= Exercise prompt =
Omit every picture and output the rest of the records exactly as they are.

--

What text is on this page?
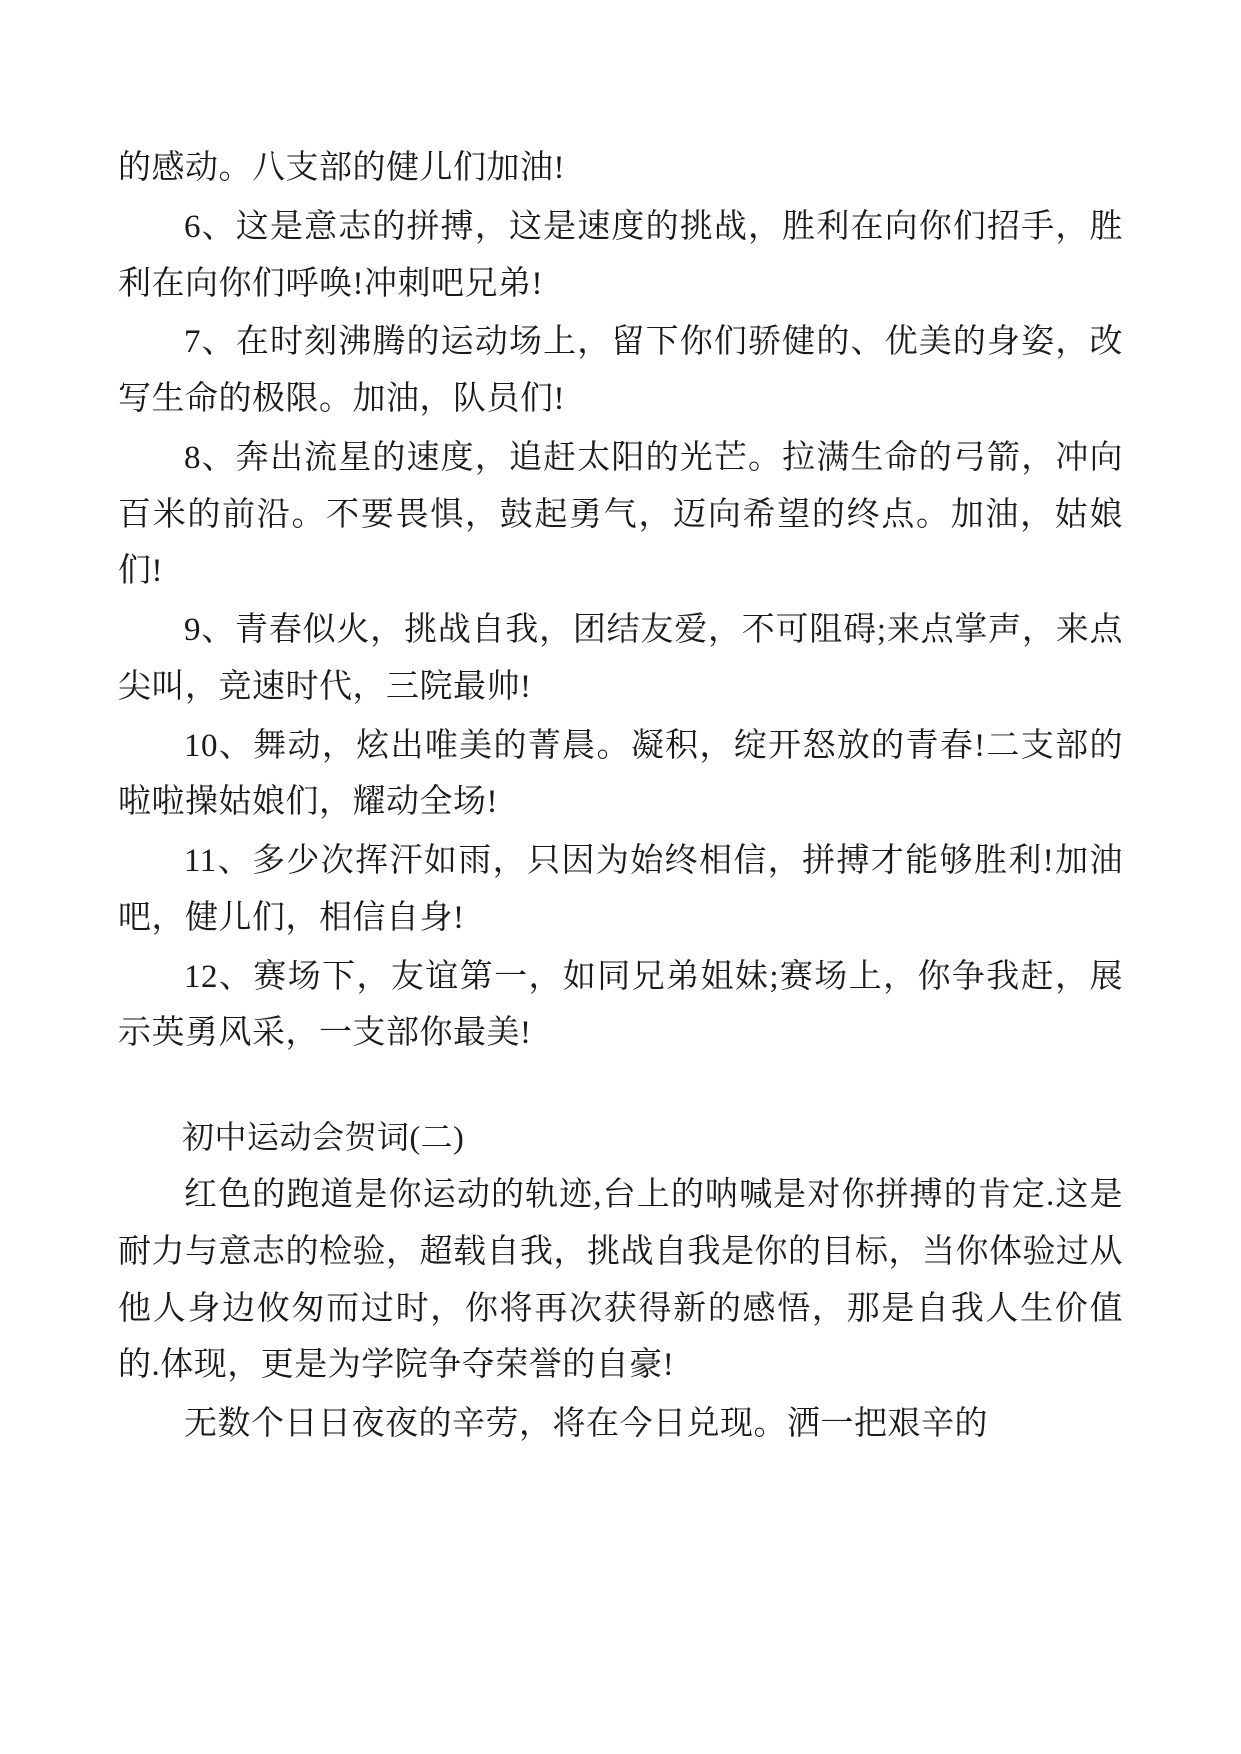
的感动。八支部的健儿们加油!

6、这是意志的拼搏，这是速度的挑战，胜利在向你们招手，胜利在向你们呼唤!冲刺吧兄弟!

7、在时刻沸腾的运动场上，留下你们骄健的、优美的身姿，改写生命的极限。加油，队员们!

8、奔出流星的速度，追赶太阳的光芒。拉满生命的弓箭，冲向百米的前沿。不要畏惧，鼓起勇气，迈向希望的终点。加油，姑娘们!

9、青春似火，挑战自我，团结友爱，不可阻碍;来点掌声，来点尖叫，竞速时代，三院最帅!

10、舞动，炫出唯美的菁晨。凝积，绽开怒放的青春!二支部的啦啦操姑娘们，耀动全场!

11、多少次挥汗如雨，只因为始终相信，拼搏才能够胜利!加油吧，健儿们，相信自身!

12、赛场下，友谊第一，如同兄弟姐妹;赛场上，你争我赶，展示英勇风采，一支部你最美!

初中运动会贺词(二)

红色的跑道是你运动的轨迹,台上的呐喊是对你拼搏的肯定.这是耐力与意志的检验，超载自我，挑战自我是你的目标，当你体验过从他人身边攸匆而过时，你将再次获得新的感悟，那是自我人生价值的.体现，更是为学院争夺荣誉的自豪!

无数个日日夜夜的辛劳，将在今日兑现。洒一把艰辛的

--

= Written answer =
What text is on this page?
的感动。八支部的健儿们加油!

6、这是意志的拼搏，这是速度的挑战，胜利在向你们招手，胜利在向你们呼唤!冲刺吧兄弟!

7、在时刻沸腾的运动场上，留下你们骄健的、优美的身姿，改写生命的极限。加油，队员们!

8、奔出流星的速度，追赶太阳的光芒。拉满生命的弓箭，冲向百米的前沿。不要畏惧，鼓起勇气，迈向希望的终点。加油，姑娘们!

9、青春似火，挑战自我，团结友爱，不可阻碍;来点掌声，来点尖叫，竞速时代，三院最帅!

10、舞动，炫出唯美的菁晨。凝积，绽开怒放的青春!二支部的啦啦操姑娘们，耀动全场!

11、多少次挥汗如雨，只因为始终相信，拼搏才能够胜利!加油吧，健儿们，相信自身!

12、赛场下，友谊第一，如同兄弟姐妹;赛场上，你争我赶，展示英勇风采，一支部你最美!

初中运动会贺词(二)

红色的跑道是你运动的轨迹,台上的呐喊是对你拼搏的肯定.这是耐力与意志的检验，超载自我，挑战自我是你的目标，当你体验过从他人身边攸匆而过时，你将再次获得新的感悟，那是自我人生价值的.体现，更是为学院争夺荣誉的自豪!

无数个日日夜夜的辛劳，将在今日兑现。洒一把艰辛的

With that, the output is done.